▶ _Set task_: Output the material exactly, but drop every image it holds.

(Data records)

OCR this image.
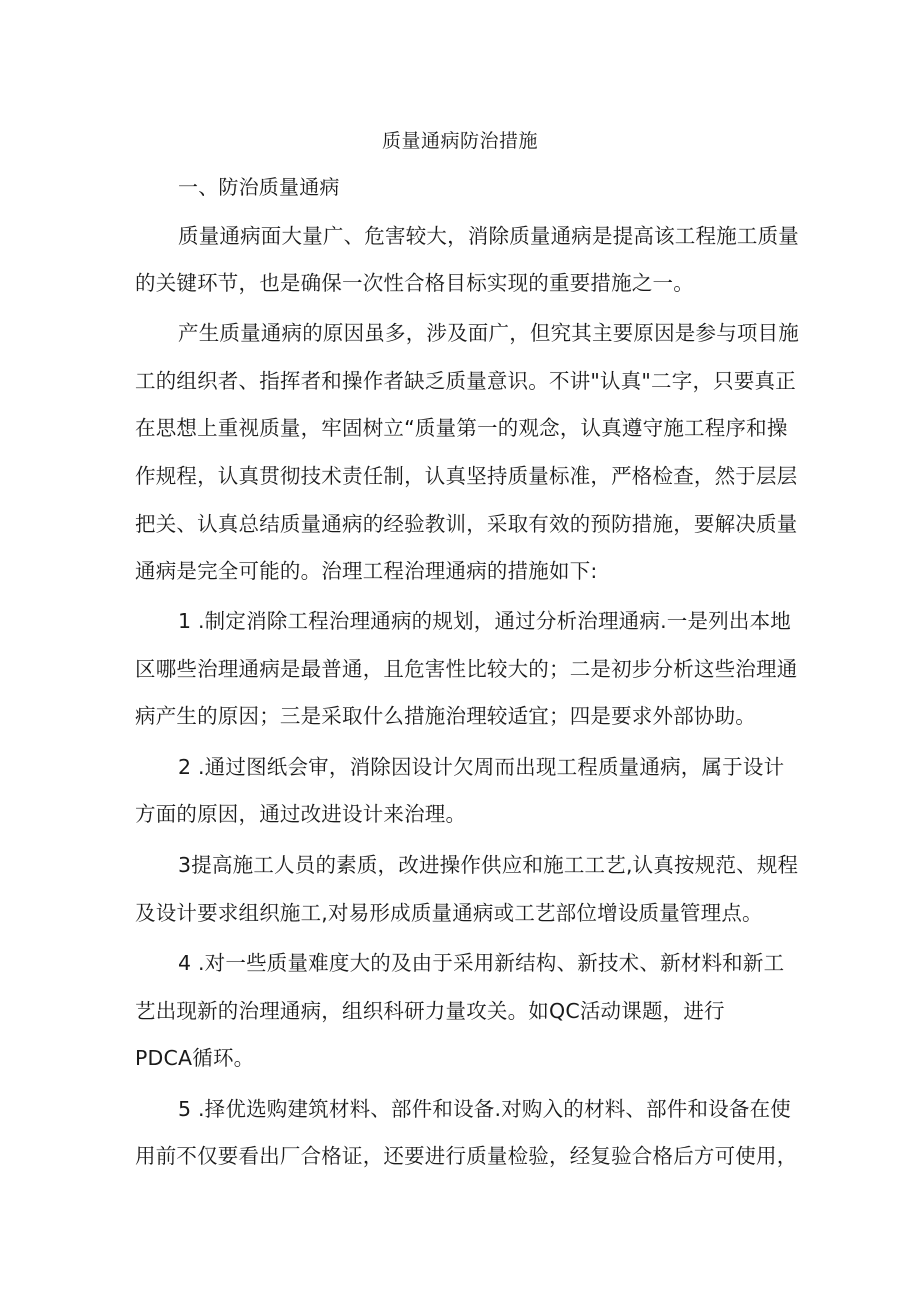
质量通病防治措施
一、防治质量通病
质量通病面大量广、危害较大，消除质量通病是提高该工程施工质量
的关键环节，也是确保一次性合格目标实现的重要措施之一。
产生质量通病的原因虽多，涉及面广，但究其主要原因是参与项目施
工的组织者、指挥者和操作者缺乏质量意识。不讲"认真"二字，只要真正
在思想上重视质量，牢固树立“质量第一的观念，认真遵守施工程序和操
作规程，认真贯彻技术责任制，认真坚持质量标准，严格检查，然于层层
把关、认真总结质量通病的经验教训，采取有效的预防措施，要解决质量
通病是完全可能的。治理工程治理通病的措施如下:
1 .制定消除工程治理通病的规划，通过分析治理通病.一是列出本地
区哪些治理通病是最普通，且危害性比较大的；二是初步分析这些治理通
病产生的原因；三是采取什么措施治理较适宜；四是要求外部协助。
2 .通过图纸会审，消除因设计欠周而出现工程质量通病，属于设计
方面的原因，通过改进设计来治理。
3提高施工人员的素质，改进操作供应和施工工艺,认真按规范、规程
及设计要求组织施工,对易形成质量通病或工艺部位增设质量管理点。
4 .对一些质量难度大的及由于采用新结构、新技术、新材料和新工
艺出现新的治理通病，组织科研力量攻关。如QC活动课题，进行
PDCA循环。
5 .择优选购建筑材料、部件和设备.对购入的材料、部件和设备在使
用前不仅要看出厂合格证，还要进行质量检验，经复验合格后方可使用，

▶ _Answer to this task_:
OCR this image.
质量通病防治措施
一、防治质量通病
质量通病面大量广、危害较大，消除质量通病是提高该工程施工质量
的关键环节，也是确保一次性合格目标实现的重要措施之一。
产生质量通病的原因虽多，涉及面广，但究其主要原因是参与项目施
工的组织者、指挥者和操作者缺乏质量意识。不讲"认真"二字，只要真正
在思想上重视质量，牢固树立“质量第一的观念，认真遵守施工程序和操
作规程，认真贯彻技术责任制，认真坚持质量标准，严格检查，然于层层
把关、认真总结质量通病的经验教训，采取有效的预防措施，要解决质量
通病是完全可能的。治理工程治理通病的措施如下:
1 .制定消除工程治理通病的规划，通过分析治理通病.一是列出本地
区哪些治理通病是最普通，且危害性比较大的；二是初步分析这些治理通
病产生的原因；三是采取什么措施治理较适宜；四是要求外部协助。
2 .通过图纸会审，消除因设计欠周而出现工程质量通病，属于设计
方面的原因，通过改进设计来治理。
3提高施工人员的素质，改进操作供应和施工工艺,认真按规范、规程
及设计要求组织施工,对易形成质量通病或工艺部位增设质量管理点。
4 .对一些质量难度大的及由于采用新结构、新技术、新材料和新工
艺出现新的治理通病，组织科研力量攻关。如QC活动课题，进行
PDCA循环。
5 .择优选购建筑材料、部件和设备.对购入的材料、部件和设备在使
用前不仅要看出厂合格证，还要进行质量检验，经复验合格后方可使用，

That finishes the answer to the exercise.